Leave the pictures out, and retype all of the material exactly as written.

------ Working data ------

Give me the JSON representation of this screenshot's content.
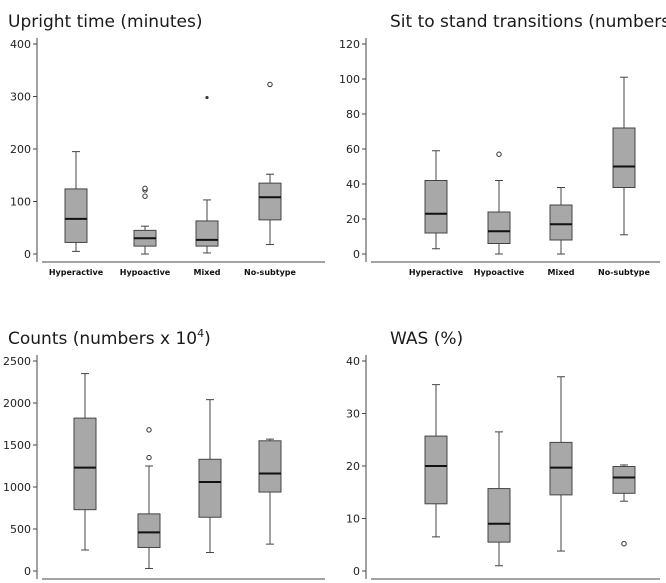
{
  "chart_data": [
    {
      "type": "box",
      "title": "Upright time (minutes)",
      "categories": [
        "Hyperactive",
        "Hypoactive",
        "Mixed",
        "No-subtype"
      ],
      "ylim": [
        0,
        400
      ],
      "yticks": [
        0,
        100,
        200,
        300,
        400
      ],
      "boxes": [
        {
          "min": 5,
          "q1": 22,
          "median": 67,
          "q3": 124,
          "max": 195,
          "outliers": []
        },
        {
          "min": 0,
          "q1": 15,
          "median": 30,
          "q3": 45,
          "max": 53,
          "outliers": [
            110,
            122,
            125
          ]
        },
        {
          "min": 2,
          "q1": 15,
          "median": 27,
          "q3": 63,
          "max": 103,
          "outliers": [],
          "extremes": [
            298
          ]
        },
        {
          "min": 18,
          "q1": 65,
          "median": 108,
          "q3": 135,
          "max": 152,
          "outliers": [
            323
          ]
        }
      ]
    },
    {
      "type": "box",
      "title": "Sit to stand transitions (numbers)",
      "categories": [
        "Hyperactive",
        "Hypoactive",
        "Mixed",
        "No-subtype"
      ],
      "ylim": [
        0,
        120
      ],
      "yticks": [
        0,
        20,
        40,
        60,
        80,
        100,
        120
      ],
      "boxes": [
        {
          "min": 3,
          "q1": 12,
          "median": 23,
          "q3": 42,
          "max": 59,
          "outliers": []
        },
        {
          "min": 0,
          "q1": 6,
          "median": 13,
          "q3": 24,
          "max": 42,
          "outliers": [
            57
          ]
        },
        {
          "min": 0,
          "q1": 8,
          "median": 17,
          "q3": 28,
          "max": 38,
          "outliers": []
        },
        {
          "min": 11,
          "q1": 38,
          "median": 50,
          "q3": 72,
          "max": 101,
          "outliers": []
        }
      ]
    },
    {
      "type": "box",
      "title": "Counts (numbers x 10",
      "title_sup": "4",
      "title_end": ")",
      "categories": [
        "Hyperactive",
        "Hypoactive",
        "Mixed",
        "No-subtype"
      ],
      "ylim": [
        0,
        2500
      ],
      "yticks": [
        0,
        500,
        1000,
        1500,
        2000,
        2500
      ],
      "boxes": [
        {
          "min": 250,
          "q1": 730,
          "median": 1230,
          "q3": 1820,
          "max": 2350,
          "outliers": []
        },
        {
          "min": 30,
          "q1": 280,
          "median": 460,
          "q3": 680,
          "max": 1250,
          "outliers": [
            1350,
            1680
          ]
        },
        {
          "min": 220,
          "q1": 640,
          "median": 1060,
          "q3": 1330,
          "max": 2040,
          "outliers": []
        },
        {
          "min": 320,
          "q1": 940,
          "median": 1160,
          "q3": 1550,
          "max": 1570,
          "outliers": []
        }
      ]
    },
    {
      "type": "box",
      "title": "WAS (%)",
      "categories": [
        "Hyperactive",
        "Hypoactive",
        "Mixed",
        "No-subtype"
      ],
      "ylim": [
        0,
        40
      ],
      "yticks": [
        0,
        10,
        20,
        30,
        40
      ],
      "boxes": [
        {
          "min": 6.5,
          "q1": 12.8,
          "median": 20.0,
          "q3": 25.7,
          "max": 35.5,
          "outliers": []
        },
        {
          "min": 1.0,
          "q1": 5.5,
          "median": 9.0,
          "q3": 15.7,
          "max": 26.5,
          "outliers": []
        },
        {
          "min": 3.8,
          "q1": 14.5,
          "median": 19.7,
          "q3": 24.5,
          "max": 37.0,
          "outliers": []
        },
        {
          "min": 13.3,
          "q1": 14.8,
          "median": 17.8,
          "q3": 19.9,
          "max": 20.2,
          "outliers": [
            5.2
          ]
        }
      ]
    }
  ]
}
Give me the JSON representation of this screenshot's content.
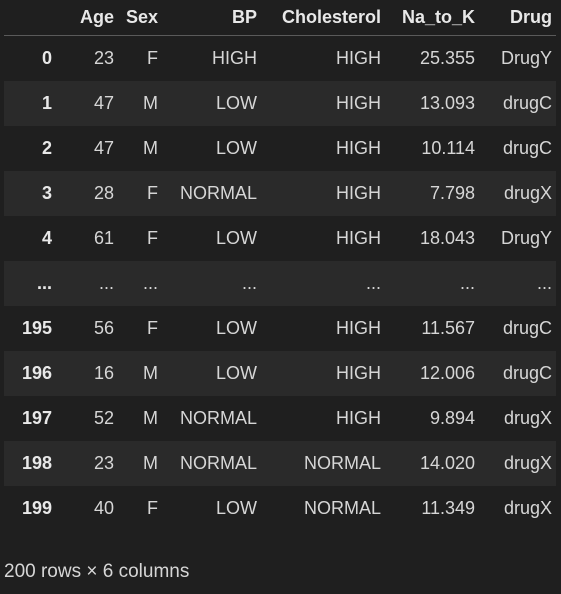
{
  "table": {
    "columns": [
      "",
      "Age",
      "Sex",
      "BP",
      "Cholesterol",
      "Na_to_K",
      "Drug"
    ],
    "rows": [
      {
        "index": "0",
        "age": "23",
        "sex": "F",
        "bp": "HIGH",
        "cholesterol": "HIGH",
        "na_to_k": "25.355",
        "drug": "DrugY"
      },
      {
        "index": "1",
        "age": "47",
        "sex": "M",
        "bp": "LOW",
        "cholesterol": "HIGH",
        "na_to_k": "13.093",
        "drug": "drugC"
      },
      {
        "index": "2",
        "age": "47",
        "sex": "M",
        "bp": "LOW",
        "cholesterol": "HIGH",
        "na_to_k": "10.114",
        "drug": "drugC"
      },
      {
        "index": "3",
        "age": "28",
        "sex": "F",
        "bp": "NORMAL",
        "cholesterol": "HIGH",
        "na_to_k": "7.798",
        "drug": "drugX"
      },
      {
        "index": "4",
        "age": "61",
        "sex": "F",
        "bp": "LOW",
        "cholesterol": "HIGH",
        "na_to_k": "18.043",
        "drug": "DrugY"
      },
      {
        "index": "...",
        "age": "...",
        "sex": "...",
        "bp": "...",
        "cholesterol": "...",
        "na_to_k": "...",
        "drug": "..."
      },
      {
        "index": "195",
        "age": "56",
        "sex": "F",
        "bp": "LOW",
        "cholesterol": "HIGH",
        "na_to_k": "11.567",
        "drug": "drugC"
      },
      {
        "index": "196",
        "age": "16",
        "sex": "M",
        "bp": "LOW",
        "cholesterol": "HIGH",
        "na_to_k": "12.006",
        "drug": "drugC"
      },
      {
        "index": "197",
        "age": "52",
        "sex": "M",
        "bp": "NORMAL",
        "cholesterol": "HIGH",
        "na_to_k": "9.894",
        "drug": "drugX"
      },
      {
        "index": "198",
        "age": "23",
        "sex": "M",
        "bp": "NORMAL",
        "cholesterol": "NORMAL",
        "na_to_k": "14.020",
        "drug": "drugX"
      },
      {
        "index": "199",
        "age": "40",
        "sex": "F",
        "bp": "LOW",
        "cholesterol": "NORMAL",
        "na_to_k": "11.349",
        "drug": "drugX"
      }
    ]
  },
  "summary": "200 rows × 6 columns"
}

------

- Written response:
Give me the JSON representation of this screenshot's content.
{
  "chart_data": [
    {
      "type": "box",
      "title": "Upright time (minutes)",
      "categories": [
        "Hyperactive",
        "Hypoactive",
        "Mixed",
        "No-subtype"
      ],
      "ylim": [
        0,
        400
      ],
      "yticks": [
        0,
        100,
        200,
        300,
        400
      ],
      "boxes": [
        {
          "min": 5,
          "q1": 22,
          "median": 67,
          "q3": 124,
          "max": 195,
          "outliers": []
        },
        {
          "min": 0,
          "q1": 15,
          "median": 30,
          "q3": 45,
          "max": 53,
          "outliers": [
            110,
            122,
            125
          ]
        },
        {
          "min": 2,
          "q1": 15,
          "median": 27,
          "q3": 63,
          "max": 103,
          "outliers": [],
          "extremes": [
            298
          ]
        },
        {
          "min": 18,
          "q1": 65,
          "median": 108,
          "q3": 135,
          "max": 152,
          "outliers": [
            323
          ]
        }
      ]
    },
    {
      "type": "box",
      "title": "Sit to stand transitions (numbers)",
      "categories": [
        "Hyperactive",
        "Hypoactive",
        "Mixed",
        "No-subtype"
      ],
      "ylim": [
        0,
        120
      ],
      "yticks": [
        0,
        20,
        40,
        60,
        80,
        100,
        120
      ],
      "boxes": [
        {
          "min": 3,
          "q1": 12,
          "median": 23,
          "q3": 42,
          "max": 59,
          "outliers": []
        },
        {
          "min": 0,
          "q1": 6,
          "median": 13,
          "q3": 24,
          "max": 42,
          "outliers": [
            57
          ]
        },
        {
          "min": 0,
          "q1": 8,
          "median": 17,
          "q3": 28,
          "max": 38,
          "outliers": []
        },
        {
          "min": 11,
          "q1": 38,
          "median": 50,
          "q3": 72,
          "max": 101,
          "outliers": []
        }
      ]
    },
    {
      "type": "box",
      "title": "Counts (numbers x 10",
      "title_sup": "4",
      "title_end": ")",
      "categories": [
        "Hyperactive",
        "Hypoactive",
        "Mixed",
        "No-subtype"
      ],
      "ylim": [
        0,
        2500
      ],
      "yticks": [
        0,
        500,
        1000,
        1500,
        2000,
        2500
      ],
      "boxes": [
        {
          "min": 250,
          "q1": 730,
          "median": 1230,
          "q3": 1820,
          "max": 2350,
          "outliers": []
        },
        {
          "min": 30,
          "q1": 280,
          "median": 460,
          "q3": 680,
          "max": 1250,
          "outliers": [
            1350,
            1680
          ]
        },
        {
          "min": 220,
          "q1": 640,
          "median": 1060,
          "q3": 1330,
          "max": 2040,
          "outliers": []
        },
        {
          "min": 320,
          "q1": 940,
          "median": 1160,
          "q3": 1550,
          "max": 1570,
          "outliers": []
        }
      ]
    },
    {
      "type": "box",
      "title": "WAS (%)",
      "categories": [
        "Hyperactive",
        "Hypoactive",
        "Mixed",
        "No-subtype"
      ],
      "ylim": [
        0,
        40
      ],
      "yticks": [
        0,
        10,
        20,
        30,
        40
      ],
      "boxes": [
        {
          "min": 6.5,
          "q1": 12.8,
          "median": 20.0,
          "q3": 25.7,
          "max": 35.5,
          "outliers": []
        },
        {
          "min": 1.0,
          "q1": 5.5,
          "median": 9.0,
          "q3": 15.7,
          "max": 26.5,
          "outliers": []
        },
        {
          "min": 3.8,
          "q1": 14.5,
          "median": 19.7,
          "q3": 24.5,
          "max": 37.0,
          "outliers": []
        },
        {
          "min": 13.3,
          "q1": 14.8,
          "median": 17.8,
          "q3": 19.9,
          "max": 20.2,
          "outliers": [
            5.2
          ]
        }
      ]
    }
  ]
}
Give me the JSON representation of this screenshot's content.
{
  "table": {
    "columns": [
      "",
      "Age",
      "Sex",
      "BP",
      "Cholesterol",
      "Na_to_K",
      "Drug"
    ],
    "rows": [
      {
        "index": "0",
        "age": "23",
        "sex": "F",
        "bp": "HIGH",
        "cholesterol": "HIGH",
        "na_to_k": "25.355",
        "drug": "DrugY"
      },
      {
        "index": "1",
        "age": "47",
        "sex": "M",
        "bp": "LOW",
        "cholesterol": "HIGH",
        "na_to_k": "13.093",
        "drug": "drugC"
      },
      {
        "index": "2",
        "age": "47",
        "sex": "M",
        "bp": "LOW",
        "cholesterol": "HIGH",
        "na_to_k": "10.114",
        "drug": "drugC"
      },
      {
        "index": "3",
        "age": "28",
        "sex": "F",
        "bp": "NORMAL",
        "cholesterol": "HIGH",
        "na_to_k": "7.798",
        "drug": "drugX"
      },
      {
        "index": "4",
        "age": "61",
        "sex": "F",
        "bp": "LOW",
        "cholesterol": "HIGH",
        "na_to_k": "18.043",
        "drug": "DrugY"
      },
      {
        "index": "...",
        "age": "...",
        "sex": "...",
        "bp": "...",
        "cholesterol": "...",
        "na_to_k": "...",
        "drug": "..."
      },
      {
        "index": "195",
        "age": "56",
        "sex": "F",
        "bp": "LOW",
        "cholesterol": "HIGH",
        "na_to_k": "11.567",
        "drug": "drugC"
      },
      {
        "index": "196",
        "age": "16",
        "sex": "M",
        "bp": "LOW",
        "cholesterol": "HIGH",
        "na_to_k": "12.006",
        "drug": "drugC"
      },
      {
        "index": "197",
        "age": "52",
        "sex": "M",
        "bp": "NORMAL",
        "cholesterol": "HIGH",
        "na_to_k": "9.894",
        "drug": "drugX"
      },
      {
        "index": "198",
        "age": "23",
        "sex": "M",
        "bp": "NORMAL",
        "cholesterol": "NORMAL",
        "na_to_k": "14.020",
        "drug": "drugX"
      },
      {
        "index": "199",
        "age": "40",
        "sex": "F",
        "bp": "LOW",
        "cholesterol": "NORMAL",
        "na_to_k": "11.349",
        "drug": "drugX"
      }
    ]
  },
  "summary": "200 rows × 6 columns"
}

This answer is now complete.